### Document

For regular benefits, obviously the key thing is adjusting the formulas for eligibility, which Ernie mentioned. So the way the hours formula plays out for any part-time workers is an issue. Also, the hours formula on the duration side of things is problematic. So part-time workers are having trouble qualifying, and they're penalized on the duration side as well. They already get benefits proportional to their earnings, so they're already getting that difference. But the double penalty on the duration side that came with EI is problematic.
The hours needed for re-entrance are very problematic for anybody who's been out of the labour market with caregiving responsibilities or for seasonal workers, unless you're just coming off a parental leave, and then you're exempted. But there are other reasons that people take time out of the labour market beyond that first year. So those should be reduced—
:
I would like to thank you for providing me with the opportunity to present my views on the employment insurance program.
I plan to address two questions here. First, and very briefly, given access to benefits, what are the effects of various EI provisions on women in terms of the labour market behaviour of their outcomes? Secondly, should we be concerned about whether men and women have equitable access to EI benefits?

######
### Data records

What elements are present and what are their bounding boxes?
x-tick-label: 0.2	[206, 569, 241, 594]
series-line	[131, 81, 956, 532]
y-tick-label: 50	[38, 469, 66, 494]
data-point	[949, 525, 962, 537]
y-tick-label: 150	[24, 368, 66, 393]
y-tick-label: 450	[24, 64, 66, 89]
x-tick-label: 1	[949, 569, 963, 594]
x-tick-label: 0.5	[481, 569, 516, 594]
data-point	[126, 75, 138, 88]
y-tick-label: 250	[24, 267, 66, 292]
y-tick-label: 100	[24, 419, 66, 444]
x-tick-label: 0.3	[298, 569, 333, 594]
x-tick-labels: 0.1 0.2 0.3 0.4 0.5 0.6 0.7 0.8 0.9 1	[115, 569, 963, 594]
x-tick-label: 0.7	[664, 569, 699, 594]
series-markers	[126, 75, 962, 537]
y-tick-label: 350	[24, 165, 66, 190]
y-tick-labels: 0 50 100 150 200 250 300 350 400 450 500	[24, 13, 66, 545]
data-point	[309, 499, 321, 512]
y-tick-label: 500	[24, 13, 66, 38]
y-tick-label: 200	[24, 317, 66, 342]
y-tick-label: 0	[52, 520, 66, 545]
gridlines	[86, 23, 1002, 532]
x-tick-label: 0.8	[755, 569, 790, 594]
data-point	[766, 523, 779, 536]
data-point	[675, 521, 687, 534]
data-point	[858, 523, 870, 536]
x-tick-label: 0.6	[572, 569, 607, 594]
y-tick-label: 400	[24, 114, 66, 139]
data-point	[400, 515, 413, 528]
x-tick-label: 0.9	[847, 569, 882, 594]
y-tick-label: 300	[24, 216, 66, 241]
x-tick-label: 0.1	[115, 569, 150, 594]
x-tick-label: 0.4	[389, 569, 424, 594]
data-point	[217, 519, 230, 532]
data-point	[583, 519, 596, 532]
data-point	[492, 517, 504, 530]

######

◆ Task to complete
From the employment insurance text above, return the passage that runs from "The hours needed" to "to EI benefits?", word for word.

◆ Task solution
The hours needed for re-entrance are very problematic for anybody who's been out of the labour market with caregiving responsibilities or for seasonal workers, unless you're just coming off a parental leave, and then you're exempted. But there are other reasons that people take time out of the labour market beyond that first year. So those should be reduced—
:
I would like to thank you for providing me with the opportunity to present my views on the employment insurance program.
I plan to address two questions here. First, and very briefly, given access to benefits, what are the effects of various EI provisions on women in terms of the labour market behaviour of their outcomes? Secondly, should we be concerned about whether men and women have equitable access to EI benefits?